• _Exercise goal_
Quote the passage of the mean-value theorem problem below from "In the mean-value" up to and including "Answer: (C)", word for word.

• _Excerpt to read_

Start of Block

Question

In the mean-value theorem $\frac{f(b) - f(a)}{b - a} = f^{'}(c)$, if $a = 0$, $b = \frac{1}{2}$ and $f(x) = x(x - 1)(x - 2),$ the value of c is

• A. $1 - \frac{\sqrt{15}}{6}$
• B. $1 + \sqrt{15}$
• C. $1 - \frac{\sqrt{21}}{6}$
• D. $1 + \sqrt{21}$

Answer 1

Answer: (C)

$1 - \frac{\sqrt{21}}{6}$

Answer 2

From mean value theorem $f^{'}(c) = \frac{f(b) - f(a)}{b - a}$

$a = 0,f(a) = 0$ ⇒ $b = \frac{1}{2},f(b) = \frac{3}{8}$

$f^{'}(x) = (x - 1)(x - 2) + x(x - 2) + x(x - 1)$,

$f^{'}(c) = (c - 1)(c - 2) + c(c - 2) + c(c - 1)$

= $c^{2} - 3c + 2 + c^{2} - 2c + c^{2} - c$, $f^{'}(c) = 3c^{2} - 6c + 2$

According to mean value theorem

⇒ $f^{'}(c) = \frac{f(b) - f(a)}{b - a}$

⇒ $3c^{2} - 6c + 2 = \frac{\left( \frac{3}{8} \right) - 0}{\left( \frac{1}{2} \right) - 0} = \frac{3}{4} \Rightarrow 3c^{2} - 6c + \frac{5}{4} = 0$

$c = \frac{6 \pm \sqrt{36 - 15}}{2 \times 3} = \frac{6 \pm \sqrt{21}}{6} = 1 \pm \frac{\sqrt{21}}{6}$.

End of Block

• _Data supplied_
Start of Block

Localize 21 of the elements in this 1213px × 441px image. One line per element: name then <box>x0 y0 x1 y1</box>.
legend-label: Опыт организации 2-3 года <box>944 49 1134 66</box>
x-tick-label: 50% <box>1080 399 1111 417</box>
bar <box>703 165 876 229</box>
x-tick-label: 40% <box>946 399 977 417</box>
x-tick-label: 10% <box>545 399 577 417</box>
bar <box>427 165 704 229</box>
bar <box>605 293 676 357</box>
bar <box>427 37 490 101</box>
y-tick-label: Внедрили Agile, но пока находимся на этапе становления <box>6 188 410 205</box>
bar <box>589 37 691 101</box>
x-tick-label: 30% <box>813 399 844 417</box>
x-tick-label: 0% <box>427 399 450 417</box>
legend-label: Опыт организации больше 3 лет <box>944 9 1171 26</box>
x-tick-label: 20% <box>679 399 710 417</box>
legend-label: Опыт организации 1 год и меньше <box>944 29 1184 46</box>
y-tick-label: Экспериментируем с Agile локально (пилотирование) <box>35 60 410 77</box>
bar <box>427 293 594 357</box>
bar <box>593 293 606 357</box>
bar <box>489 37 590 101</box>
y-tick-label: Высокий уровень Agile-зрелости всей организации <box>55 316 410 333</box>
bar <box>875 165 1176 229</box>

End of Block

• _The answer_
In the mean-value theorem $\frac{f(b) - f(a)}{b - a} = f^{'}(c)$, if $a = 0$, $b = \frac{1}{2}$ and $f(x) = x(x - 1)(x - 2),$ the value of c is

• A. $1 - \frac{\sqrt{15}}{6}$
• B. $1 + \sqrt{15}$
• C. $1 - \frac{\sqrt{21}}{6}$
• D. $1 + \sqrt{21}$

Answer 1

Answer: (C)